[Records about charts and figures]
|---|
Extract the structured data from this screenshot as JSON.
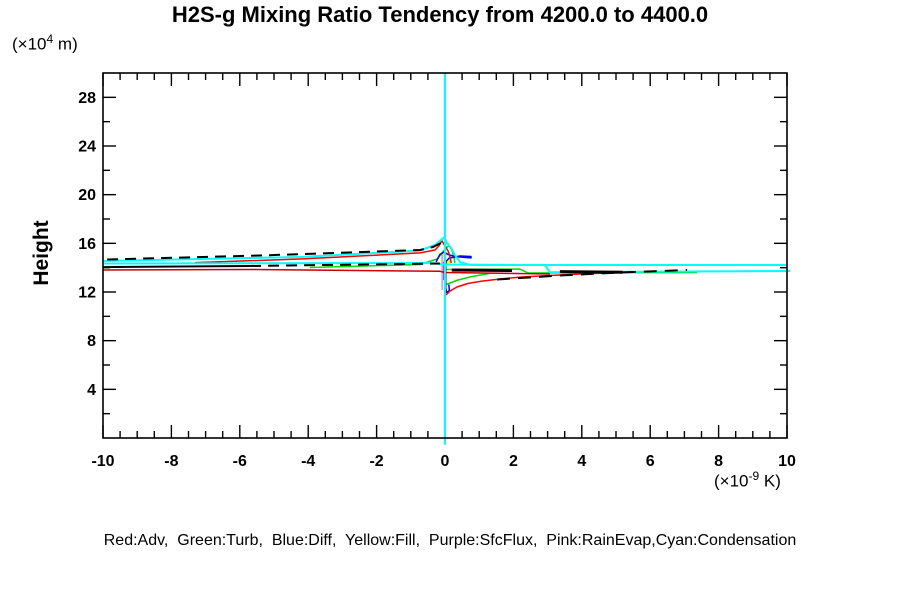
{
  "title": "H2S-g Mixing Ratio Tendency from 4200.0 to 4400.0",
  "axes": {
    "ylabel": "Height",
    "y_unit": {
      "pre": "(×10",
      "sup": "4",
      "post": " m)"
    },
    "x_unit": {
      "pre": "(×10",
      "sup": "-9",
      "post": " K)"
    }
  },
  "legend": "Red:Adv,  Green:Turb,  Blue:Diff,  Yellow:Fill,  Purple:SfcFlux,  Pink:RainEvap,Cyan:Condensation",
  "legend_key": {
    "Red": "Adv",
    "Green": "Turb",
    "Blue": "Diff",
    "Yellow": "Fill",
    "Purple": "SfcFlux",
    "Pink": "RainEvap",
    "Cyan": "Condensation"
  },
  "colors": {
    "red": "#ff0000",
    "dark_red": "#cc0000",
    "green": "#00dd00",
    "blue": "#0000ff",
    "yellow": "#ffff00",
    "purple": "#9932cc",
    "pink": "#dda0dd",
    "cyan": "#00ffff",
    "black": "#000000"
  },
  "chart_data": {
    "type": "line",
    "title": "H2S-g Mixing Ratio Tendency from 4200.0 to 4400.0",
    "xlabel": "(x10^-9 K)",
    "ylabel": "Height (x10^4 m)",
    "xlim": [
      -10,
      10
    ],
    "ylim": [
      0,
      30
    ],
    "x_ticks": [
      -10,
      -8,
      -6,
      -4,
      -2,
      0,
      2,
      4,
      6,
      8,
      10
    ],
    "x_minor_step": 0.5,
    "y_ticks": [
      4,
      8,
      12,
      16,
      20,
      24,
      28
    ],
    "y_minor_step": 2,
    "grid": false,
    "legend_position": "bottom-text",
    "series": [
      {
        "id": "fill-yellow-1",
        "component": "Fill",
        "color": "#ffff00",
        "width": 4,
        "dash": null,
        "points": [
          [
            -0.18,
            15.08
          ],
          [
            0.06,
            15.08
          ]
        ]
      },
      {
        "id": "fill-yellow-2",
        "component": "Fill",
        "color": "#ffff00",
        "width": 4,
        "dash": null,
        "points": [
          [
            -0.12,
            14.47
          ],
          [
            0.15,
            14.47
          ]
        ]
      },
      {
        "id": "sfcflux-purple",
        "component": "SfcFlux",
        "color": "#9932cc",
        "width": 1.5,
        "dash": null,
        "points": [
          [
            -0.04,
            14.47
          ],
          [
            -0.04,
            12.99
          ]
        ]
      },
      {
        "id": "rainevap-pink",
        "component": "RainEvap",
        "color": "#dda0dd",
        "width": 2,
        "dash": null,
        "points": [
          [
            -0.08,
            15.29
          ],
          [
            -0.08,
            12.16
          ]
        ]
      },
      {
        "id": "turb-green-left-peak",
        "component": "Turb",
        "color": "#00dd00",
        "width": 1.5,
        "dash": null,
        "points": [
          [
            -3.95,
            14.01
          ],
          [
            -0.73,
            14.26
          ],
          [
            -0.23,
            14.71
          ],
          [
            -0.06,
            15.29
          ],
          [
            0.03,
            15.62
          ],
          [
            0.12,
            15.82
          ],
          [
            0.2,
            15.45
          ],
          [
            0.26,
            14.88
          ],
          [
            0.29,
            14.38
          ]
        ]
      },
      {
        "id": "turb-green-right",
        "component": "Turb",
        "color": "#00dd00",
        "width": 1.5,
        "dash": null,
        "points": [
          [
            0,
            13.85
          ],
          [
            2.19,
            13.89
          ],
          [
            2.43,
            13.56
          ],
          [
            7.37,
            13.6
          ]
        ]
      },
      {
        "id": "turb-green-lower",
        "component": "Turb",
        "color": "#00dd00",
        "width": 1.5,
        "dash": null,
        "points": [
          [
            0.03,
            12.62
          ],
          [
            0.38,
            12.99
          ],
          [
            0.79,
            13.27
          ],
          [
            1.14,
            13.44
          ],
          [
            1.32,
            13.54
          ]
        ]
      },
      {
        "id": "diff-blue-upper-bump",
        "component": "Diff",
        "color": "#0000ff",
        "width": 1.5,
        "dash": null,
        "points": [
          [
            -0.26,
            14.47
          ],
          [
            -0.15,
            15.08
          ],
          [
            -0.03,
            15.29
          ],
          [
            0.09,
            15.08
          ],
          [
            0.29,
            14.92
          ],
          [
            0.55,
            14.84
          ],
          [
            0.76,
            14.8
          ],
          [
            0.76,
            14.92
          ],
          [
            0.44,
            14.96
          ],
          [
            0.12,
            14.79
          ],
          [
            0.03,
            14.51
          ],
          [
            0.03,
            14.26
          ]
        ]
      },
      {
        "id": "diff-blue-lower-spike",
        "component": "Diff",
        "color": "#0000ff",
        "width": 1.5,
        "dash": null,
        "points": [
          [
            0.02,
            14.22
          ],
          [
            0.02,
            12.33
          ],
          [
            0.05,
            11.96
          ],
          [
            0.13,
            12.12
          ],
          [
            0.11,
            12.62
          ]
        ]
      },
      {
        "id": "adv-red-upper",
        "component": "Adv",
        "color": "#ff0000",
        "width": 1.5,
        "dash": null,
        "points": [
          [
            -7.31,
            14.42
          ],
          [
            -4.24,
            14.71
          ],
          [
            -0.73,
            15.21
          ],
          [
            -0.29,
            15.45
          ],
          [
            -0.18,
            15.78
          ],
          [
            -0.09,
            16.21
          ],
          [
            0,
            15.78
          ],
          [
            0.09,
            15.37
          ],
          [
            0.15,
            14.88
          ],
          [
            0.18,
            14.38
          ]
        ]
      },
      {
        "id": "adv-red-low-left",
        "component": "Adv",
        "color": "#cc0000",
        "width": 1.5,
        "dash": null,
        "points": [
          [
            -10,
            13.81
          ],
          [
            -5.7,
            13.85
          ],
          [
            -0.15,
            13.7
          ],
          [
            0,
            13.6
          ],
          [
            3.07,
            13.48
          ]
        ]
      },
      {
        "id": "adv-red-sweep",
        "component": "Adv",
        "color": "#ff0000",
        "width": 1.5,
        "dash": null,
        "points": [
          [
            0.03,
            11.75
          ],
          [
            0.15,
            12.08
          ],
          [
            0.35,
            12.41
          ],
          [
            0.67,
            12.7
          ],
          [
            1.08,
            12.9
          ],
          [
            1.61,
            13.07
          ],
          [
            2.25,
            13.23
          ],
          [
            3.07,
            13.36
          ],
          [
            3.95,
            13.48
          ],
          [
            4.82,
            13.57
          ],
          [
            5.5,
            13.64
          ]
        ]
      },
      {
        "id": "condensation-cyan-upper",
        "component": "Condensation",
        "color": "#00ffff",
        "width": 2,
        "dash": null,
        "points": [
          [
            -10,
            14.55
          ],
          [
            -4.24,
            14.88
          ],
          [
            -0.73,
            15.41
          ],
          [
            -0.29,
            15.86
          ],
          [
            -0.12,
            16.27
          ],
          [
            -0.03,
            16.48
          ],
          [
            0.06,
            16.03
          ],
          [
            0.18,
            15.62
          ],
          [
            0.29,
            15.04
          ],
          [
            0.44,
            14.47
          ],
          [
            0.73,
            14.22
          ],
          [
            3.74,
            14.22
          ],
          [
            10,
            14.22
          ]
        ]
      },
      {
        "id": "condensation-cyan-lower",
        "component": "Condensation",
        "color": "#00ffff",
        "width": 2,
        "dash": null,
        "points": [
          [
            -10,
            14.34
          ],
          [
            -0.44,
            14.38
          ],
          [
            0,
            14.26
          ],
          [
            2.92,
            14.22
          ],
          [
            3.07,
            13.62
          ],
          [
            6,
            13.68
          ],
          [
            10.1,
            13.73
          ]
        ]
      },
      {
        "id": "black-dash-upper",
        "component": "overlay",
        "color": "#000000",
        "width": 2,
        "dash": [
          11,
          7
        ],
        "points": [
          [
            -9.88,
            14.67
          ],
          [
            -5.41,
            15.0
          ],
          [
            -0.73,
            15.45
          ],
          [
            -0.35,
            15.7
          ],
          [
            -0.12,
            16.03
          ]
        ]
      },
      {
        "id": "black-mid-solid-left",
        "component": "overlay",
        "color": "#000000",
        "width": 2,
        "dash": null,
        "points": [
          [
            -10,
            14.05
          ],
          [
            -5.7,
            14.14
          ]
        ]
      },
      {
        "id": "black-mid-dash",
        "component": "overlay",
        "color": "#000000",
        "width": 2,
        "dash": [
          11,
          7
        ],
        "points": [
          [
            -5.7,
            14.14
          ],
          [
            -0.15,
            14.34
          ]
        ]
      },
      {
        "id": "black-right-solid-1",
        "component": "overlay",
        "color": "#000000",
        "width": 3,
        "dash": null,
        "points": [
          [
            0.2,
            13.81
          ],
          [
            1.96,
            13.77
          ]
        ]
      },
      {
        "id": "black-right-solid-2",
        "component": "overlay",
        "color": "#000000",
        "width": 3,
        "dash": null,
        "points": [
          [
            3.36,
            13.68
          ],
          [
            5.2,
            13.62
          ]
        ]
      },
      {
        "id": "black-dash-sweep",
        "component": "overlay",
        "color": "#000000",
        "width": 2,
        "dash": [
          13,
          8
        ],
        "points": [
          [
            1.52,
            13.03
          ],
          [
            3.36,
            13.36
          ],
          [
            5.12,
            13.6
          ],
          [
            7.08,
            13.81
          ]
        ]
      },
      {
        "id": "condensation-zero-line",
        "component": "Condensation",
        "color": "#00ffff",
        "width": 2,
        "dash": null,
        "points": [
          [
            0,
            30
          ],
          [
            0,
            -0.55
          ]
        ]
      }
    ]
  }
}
|---|
- Goal of the exercise
From the listing above, find the number of lines with the word "right" in them. Answer with the number only.

- Answer to the task
3